Data for the task ::

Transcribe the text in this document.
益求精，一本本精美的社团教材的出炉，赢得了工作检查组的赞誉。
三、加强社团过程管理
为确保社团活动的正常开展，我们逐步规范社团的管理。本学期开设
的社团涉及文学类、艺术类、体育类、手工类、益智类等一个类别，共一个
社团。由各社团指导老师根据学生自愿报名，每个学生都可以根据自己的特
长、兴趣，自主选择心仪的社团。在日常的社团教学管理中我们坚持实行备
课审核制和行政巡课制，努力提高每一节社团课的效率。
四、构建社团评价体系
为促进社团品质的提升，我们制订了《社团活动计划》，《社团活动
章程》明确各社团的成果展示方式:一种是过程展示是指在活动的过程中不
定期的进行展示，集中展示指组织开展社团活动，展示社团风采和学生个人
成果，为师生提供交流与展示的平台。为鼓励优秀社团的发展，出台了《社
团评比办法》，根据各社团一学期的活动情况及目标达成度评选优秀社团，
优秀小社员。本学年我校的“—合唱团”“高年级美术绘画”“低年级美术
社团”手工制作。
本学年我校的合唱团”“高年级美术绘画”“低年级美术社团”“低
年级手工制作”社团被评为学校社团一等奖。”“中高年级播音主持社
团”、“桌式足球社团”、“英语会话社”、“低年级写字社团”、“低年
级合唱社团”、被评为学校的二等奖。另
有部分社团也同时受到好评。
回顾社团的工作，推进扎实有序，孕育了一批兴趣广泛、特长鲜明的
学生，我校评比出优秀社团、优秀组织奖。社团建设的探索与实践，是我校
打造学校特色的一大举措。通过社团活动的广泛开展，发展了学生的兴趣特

Written request ::
Exactly reproduce every record.

Answer in full ::
Transcribe the text in this document.
益求精，一本本精美的社团教材的出炉，赢得了工作检查组的赞誉。
三、加强社团过程管理
为确保社团活动的正常开展，我们逐步规范社团的管理。本学期开设
的社团涉及文学类、艺术类、体育类、手工类、益智类等一个类别，共一个
社团。由各社团指导老师根据学生自愿报名，每个学生都可以根据自己的特
长、兴趣，自主选择心仪的社团。在日常的社团教学管理中我们坚持实行备
课审核制和行政巡课制，努力提高每一节社团课的效率。
四、构建社团评价体系
为促进社团品质的提升，我们制订了《社团活动计划》，《社团活动
章程》明确各社团的成果展示方式:一种是过程展示是指在活动的过程中不
定期的进行展示，集中展示指组织开展社团活动，展示社团风采和学生个人
成果，为师生提供交流与展示的平台。为鼓励优秀社团的发展，出台了《社
团评比办法》，根据各社团一学期的活动情况及目标达成度评选优秀社团，
优秀小社员。本学年我校的“—合唱团”“高年级美术绘画”“低年级美术
社团”手工制作。
本学年我校的合唱团”“高年级美术绘画”“低年级美术社团”“低
年级手工制作”社团被评为学校社团一等奖。”“中高年级播音主持社
团”、“桌式足球社团”、“英语会话社”、“低年级写字社团”、“低年
级合唱社团”、被评为学校的二等奖。另
有部分社团也同时受到好评。
回顾社团的工作，推进扎实有序，孕育了一批兴趣广泛、特长鲜明的
学生，我校评比出优秀社团、优秀组织奖。社团建设的探索与实践，是我校
打造学校特色的一大举措。通过社团活动的广泛开展，发展了学生的兴趣特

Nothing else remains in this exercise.